Task description:
Line by line, copy all of the data exactly.

Entries from a dataset of interfaces

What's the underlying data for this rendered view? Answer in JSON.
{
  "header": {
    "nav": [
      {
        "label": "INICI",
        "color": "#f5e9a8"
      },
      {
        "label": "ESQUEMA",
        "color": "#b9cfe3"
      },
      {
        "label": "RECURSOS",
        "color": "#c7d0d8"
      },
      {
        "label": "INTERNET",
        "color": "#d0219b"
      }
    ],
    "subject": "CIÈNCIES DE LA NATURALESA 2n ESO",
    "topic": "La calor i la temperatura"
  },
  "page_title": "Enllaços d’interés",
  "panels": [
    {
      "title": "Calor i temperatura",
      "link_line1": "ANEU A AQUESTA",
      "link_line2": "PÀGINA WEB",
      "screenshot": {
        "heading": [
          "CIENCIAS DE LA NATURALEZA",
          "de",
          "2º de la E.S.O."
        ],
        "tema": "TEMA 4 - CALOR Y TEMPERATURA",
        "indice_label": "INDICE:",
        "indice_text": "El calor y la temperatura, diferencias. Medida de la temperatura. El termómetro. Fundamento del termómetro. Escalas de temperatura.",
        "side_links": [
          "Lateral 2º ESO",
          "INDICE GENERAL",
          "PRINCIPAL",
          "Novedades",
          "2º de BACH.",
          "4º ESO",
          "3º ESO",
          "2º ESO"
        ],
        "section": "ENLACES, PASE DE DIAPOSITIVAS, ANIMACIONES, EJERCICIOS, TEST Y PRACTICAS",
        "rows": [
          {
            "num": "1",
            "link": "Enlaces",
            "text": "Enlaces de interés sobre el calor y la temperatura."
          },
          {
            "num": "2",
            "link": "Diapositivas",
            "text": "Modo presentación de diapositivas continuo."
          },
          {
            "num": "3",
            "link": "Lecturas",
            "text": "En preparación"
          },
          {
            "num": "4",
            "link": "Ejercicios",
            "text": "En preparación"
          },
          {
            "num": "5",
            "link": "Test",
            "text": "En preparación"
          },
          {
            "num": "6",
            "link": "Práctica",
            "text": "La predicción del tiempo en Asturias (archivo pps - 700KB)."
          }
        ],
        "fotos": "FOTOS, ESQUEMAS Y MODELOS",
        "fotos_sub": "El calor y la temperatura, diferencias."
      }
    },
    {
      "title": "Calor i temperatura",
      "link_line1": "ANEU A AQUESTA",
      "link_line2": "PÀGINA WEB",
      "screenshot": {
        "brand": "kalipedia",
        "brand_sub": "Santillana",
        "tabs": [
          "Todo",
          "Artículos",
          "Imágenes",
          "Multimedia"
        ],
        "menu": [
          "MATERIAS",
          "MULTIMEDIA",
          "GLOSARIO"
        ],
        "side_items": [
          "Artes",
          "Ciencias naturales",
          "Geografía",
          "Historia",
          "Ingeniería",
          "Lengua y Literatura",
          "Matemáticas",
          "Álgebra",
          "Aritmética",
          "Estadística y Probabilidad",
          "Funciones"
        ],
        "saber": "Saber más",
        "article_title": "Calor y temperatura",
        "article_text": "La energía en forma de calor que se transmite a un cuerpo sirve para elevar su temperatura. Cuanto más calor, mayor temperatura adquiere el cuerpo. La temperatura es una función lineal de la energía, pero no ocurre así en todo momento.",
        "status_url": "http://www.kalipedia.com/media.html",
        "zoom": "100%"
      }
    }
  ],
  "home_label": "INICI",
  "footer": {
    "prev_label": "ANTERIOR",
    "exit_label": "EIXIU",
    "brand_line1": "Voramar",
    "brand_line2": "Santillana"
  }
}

Finished exercise:
What's the underlying data for this rendered view? Answer in JSON.
{
  "header": {
    "nav": [
      {
        "label": "INICI",
        "color": "#f5e9a8"
      },
      {
        "label": "ESQUEMA",
        "color": "#b9cfe3"
      },
      {
        "label": "RECURSOS",
        "color": "#c7d0d8"
      },
      {
        "label": "INTERNET",
        "color": "#d0219b"
      }
    ],
    "subject": "CIÈNCIES DE LA NATURALESA 2n ESO",
    "topic": "La calor i la temperatura"
  },
  "page_title": "Enllaços d’interés",
  "panels": [
    {
      "title": "Calor i temperatura",
      "link_line1": "ANEU A AQUESTA",
      "link_line2": "PÀGINA WEB",
      "screenshot": {
        "heading": [
          "CIENCIAS DE LA NATURALEZA",
          "de",
          "2º de la E.S.O."
        ],
        "tema": "TEMA 4 - CALOR Y TEMPERATURA",
        "indice_label": "INDICE:",
        "indice_text": "El calor y la temperatura, diferencias. Medida de la temperatura. El termómetro. Fundamento del termómetro. Escalas de temperatura.",
        "side_links": [
          "Lateral 2º ESO",
          "INDICE GENERAL",
          "PRINCIPAL",
          "Novedades",
          "2º de BACH.",
          "4º ESO",
          "3º ESO",
          "2º ESO"
        ],
        "section": "ENLACES, PASE DE DIAPOSITIVAS, ANIMACIONES, EJERCICIOS, TEST Y PRACTICAS",
        "rows": [
          {
            "num": "1",
            "link": "Enlaces",
            "text": "Enlaces de interés sobre el calor y la temperatura."
          },
          {
            "num": "2",
            "link": "Diapositivas",
            "text": "Modo presentación de diapositivas continuo."
          },
          {
            "num": "3",
            "link": "Lecturas",
            "text": "En preparación"
          },
          {
            "num": "4",
            "link": "Ejercicios",
            "text": "En preparación"
          },
          {
            "num": "5",
            "link": "Test",
            "text": "En preparación"
          },
          {
            "num": "6",
            "link": "Práctica",
            "text": "La predicción del tiempo en Asturias (archivo pps - 700KB)."
          }
        ],
        "fotos": "FOTOS, ESQUEMAS Y MODELOS",
        "fotos_sub": "El calor y la temperatura, diferencias."
      }
    },
    {
      "title": "Calor i temperatura",
      "link_line1": "ANEU A AQUESTA",
      "link_line2": "PÀGINA WEB",
      "screenshot": {
        "brand": "kalipedia",
        "brand_sub": "Santillana",
        "tabs": [
          "Todo",
          "Artículos",
          "Imágenes",
          "Multimedia"
        ],
        "menu": [
          "MATERIAS",
          "MULTIMEDIA",
          "GLOSARIO"
        ],
        "side_items": [
          "Artes",
          "Ciencias naturales",
          "Geografía",
          "Historia",
          "Ingeniería",
          "Lengua y Literatura",
          "Matemáticas",
          "Álgebra",
          "Aritmética",
          "Estadística y Probabilidad",
          "Funciones"
        ],
        "saber": "Saber más",
        "article_title": "Calor y temperatura",
        "article_text": "La energía en forma de calor que se transmite a un cuerpo sirve para elevar su temperatura. Cuanto más calor, mayor temperatura adquiere el cuerpo. La temperatura es una función lineal de la energía, pero no ocurre así en todo momento.",
        "status_url": "http://www.kalipedia.com/media.html",
        "zoom": "100%"
      }
    }
  ],
  "home_label": "INICI",
  "footer": {
    "prev_label": "ANTERIOR",
    "exit_label": "EIXIU",
    "brand_line1": "Voramar",
    "brand_line2": "Santillana"
  }
}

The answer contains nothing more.